Collected data entries:
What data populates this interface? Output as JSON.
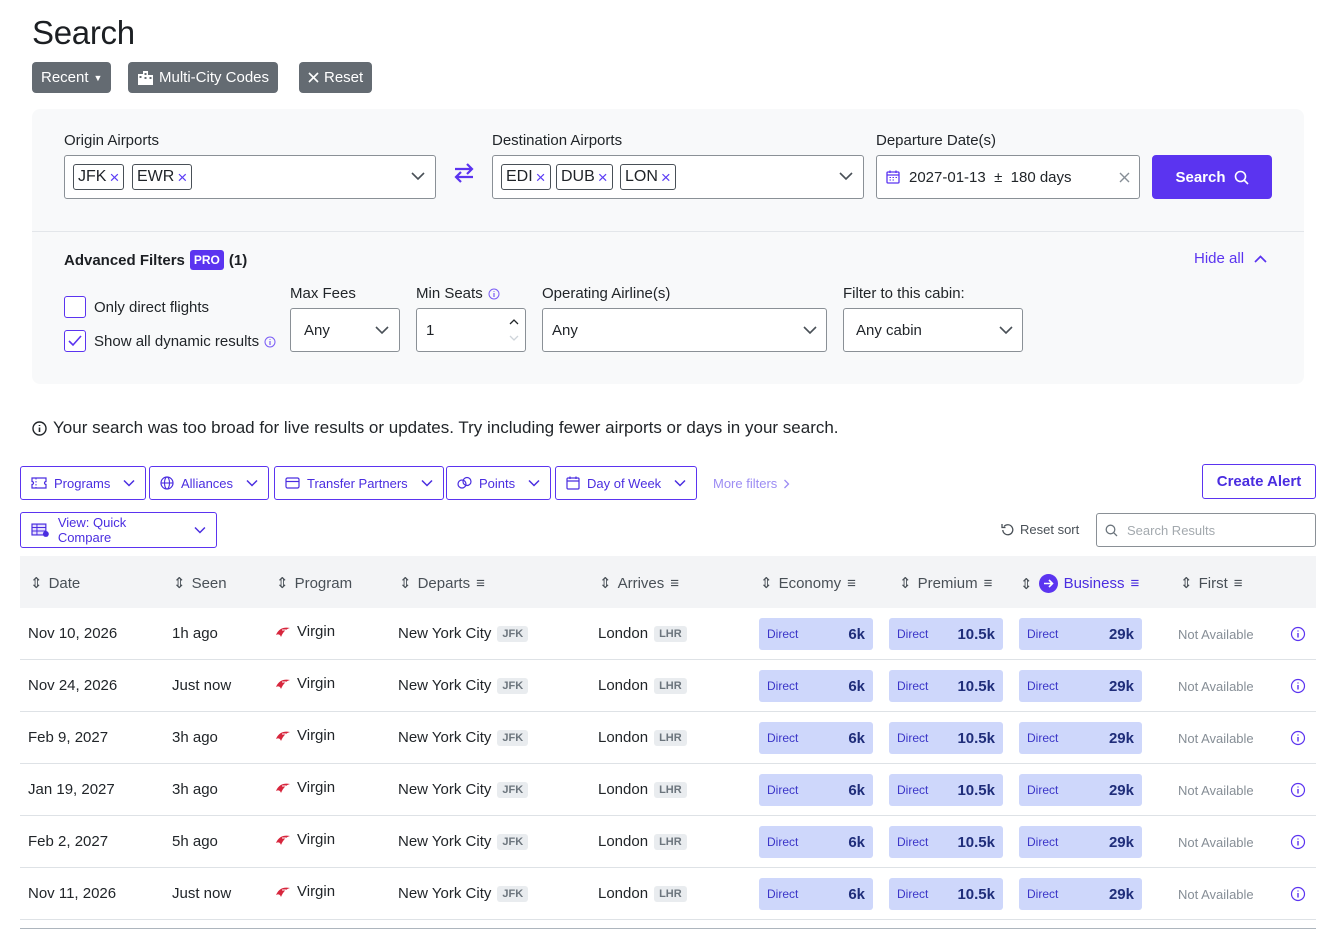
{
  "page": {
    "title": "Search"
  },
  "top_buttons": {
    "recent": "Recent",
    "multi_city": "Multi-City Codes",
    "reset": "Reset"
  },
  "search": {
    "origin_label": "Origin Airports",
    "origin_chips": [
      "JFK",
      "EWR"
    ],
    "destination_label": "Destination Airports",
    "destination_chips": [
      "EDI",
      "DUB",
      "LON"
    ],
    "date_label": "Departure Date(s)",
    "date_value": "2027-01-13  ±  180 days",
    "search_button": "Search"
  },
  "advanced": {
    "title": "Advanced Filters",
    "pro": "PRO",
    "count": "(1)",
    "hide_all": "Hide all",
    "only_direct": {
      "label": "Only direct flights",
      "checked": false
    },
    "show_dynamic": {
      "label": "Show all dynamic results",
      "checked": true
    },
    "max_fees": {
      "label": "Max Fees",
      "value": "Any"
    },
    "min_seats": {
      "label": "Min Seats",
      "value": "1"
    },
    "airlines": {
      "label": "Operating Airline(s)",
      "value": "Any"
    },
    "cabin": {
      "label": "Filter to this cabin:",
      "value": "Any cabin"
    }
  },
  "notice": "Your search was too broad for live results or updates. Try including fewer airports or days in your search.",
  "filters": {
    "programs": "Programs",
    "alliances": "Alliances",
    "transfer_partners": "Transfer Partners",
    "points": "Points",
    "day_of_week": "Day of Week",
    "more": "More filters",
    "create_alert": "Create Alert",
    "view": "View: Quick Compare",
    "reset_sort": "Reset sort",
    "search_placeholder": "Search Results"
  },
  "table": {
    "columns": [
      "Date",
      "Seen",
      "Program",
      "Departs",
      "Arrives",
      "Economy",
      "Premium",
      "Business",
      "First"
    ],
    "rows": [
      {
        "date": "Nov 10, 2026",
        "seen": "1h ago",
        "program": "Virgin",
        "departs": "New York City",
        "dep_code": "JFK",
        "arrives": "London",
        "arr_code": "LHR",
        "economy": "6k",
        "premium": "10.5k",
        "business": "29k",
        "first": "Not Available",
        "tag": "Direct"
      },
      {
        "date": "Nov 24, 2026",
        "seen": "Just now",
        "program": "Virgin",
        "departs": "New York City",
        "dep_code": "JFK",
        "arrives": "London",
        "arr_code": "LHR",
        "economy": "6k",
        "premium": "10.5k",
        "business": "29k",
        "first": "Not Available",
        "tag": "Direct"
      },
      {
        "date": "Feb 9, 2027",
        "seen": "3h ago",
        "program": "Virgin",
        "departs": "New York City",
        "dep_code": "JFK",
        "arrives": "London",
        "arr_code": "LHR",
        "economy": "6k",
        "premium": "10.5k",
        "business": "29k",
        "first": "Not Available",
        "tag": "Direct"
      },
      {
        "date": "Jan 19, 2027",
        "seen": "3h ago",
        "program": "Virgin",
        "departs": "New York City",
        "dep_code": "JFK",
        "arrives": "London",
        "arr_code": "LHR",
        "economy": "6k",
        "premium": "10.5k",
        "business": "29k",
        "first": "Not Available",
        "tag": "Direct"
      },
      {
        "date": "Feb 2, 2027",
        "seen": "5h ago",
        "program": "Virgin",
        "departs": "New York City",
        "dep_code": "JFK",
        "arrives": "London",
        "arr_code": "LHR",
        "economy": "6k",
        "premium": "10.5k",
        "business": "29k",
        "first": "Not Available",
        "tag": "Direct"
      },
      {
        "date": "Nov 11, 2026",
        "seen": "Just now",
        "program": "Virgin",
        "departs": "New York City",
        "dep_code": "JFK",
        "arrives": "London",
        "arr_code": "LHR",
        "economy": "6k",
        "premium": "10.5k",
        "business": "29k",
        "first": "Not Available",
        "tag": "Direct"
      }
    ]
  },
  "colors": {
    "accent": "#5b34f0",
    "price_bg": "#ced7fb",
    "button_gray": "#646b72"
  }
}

* * *

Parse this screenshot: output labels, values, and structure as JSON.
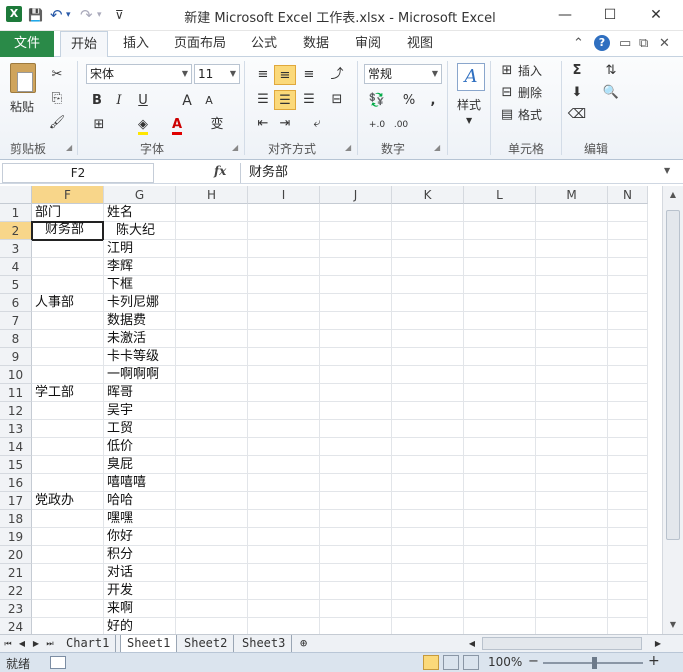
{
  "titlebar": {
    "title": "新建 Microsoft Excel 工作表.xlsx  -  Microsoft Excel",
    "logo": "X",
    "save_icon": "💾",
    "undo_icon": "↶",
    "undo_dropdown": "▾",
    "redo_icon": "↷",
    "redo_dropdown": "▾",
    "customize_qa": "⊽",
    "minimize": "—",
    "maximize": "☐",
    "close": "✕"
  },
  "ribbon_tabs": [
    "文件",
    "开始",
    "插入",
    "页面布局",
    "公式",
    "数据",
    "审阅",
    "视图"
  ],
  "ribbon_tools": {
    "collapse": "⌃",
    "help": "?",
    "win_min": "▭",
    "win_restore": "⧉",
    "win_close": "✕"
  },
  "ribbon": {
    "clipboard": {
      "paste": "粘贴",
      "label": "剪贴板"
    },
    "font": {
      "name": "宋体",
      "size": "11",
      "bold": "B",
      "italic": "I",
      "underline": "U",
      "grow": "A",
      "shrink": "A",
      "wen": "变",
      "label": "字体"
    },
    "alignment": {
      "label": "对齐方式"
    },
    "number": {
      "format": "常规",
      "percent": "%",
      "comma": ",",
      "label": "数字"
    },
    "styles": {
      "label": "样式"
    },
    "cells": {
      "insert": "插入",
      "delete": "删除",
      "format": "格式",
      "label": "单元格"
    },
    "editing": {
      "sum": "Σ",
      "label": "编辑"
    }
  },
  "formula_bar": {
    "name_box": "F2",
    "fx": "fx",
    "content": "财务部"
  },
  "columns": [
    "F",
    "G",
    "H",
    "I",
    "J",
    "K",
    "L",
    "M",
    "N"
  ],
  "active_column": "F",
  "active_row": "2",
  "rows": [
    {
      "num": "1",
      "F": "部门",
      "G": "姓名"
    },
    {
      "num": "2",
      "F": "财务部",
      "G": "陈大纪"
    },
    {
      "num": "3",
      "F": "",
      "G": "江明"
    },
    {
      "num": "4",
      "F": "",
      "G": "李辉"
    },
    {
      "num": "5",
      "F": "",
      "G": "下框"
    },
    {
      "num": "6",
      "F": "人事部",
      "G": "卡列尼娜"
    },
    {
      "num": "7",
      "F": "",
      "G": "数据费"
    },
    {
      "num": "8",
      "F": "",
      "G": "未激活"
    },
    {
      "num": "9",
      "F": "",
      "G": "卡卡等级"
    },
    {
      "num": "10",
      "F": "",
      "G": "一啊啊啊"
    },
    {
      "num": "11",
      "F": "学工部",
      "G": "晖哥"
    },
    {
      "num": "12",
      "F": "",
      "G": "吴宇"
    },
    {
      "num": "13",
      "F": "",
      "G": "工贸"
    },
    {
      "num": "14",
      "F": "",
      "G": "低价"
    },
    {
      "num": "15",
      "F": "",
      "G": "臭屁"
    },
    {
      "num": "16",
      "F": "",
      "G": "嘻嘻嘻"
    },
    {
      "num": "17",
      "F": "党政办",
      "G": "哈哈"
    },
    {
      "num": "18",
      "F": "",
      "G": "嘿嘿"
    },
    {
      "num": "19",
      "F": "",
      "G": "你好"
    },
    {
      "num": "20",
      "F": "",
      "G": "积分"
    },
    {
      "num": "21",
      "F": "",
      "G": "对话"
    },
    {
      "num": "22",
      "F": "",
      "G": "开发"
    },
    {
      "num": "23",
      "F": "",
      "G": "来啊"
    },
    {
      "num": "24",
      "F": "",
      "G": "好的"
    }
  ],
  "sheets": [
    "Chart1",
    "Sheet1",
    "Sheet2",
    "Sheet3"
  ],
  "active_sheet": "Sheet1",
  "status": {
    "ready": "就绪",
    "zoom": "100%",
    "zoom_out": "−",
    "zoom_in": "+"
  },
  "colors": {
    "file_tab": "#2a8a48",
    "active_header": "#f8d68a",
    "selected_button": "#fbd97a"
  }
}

- **Directive**
Wherever the string "this" appears in the entries above, list that line.

- **Answer**
What data populates this interface? Output as JSON.
      "label": "Filter to this cabin:",
Parse this screenshot: output labels, values, and structure as JSON.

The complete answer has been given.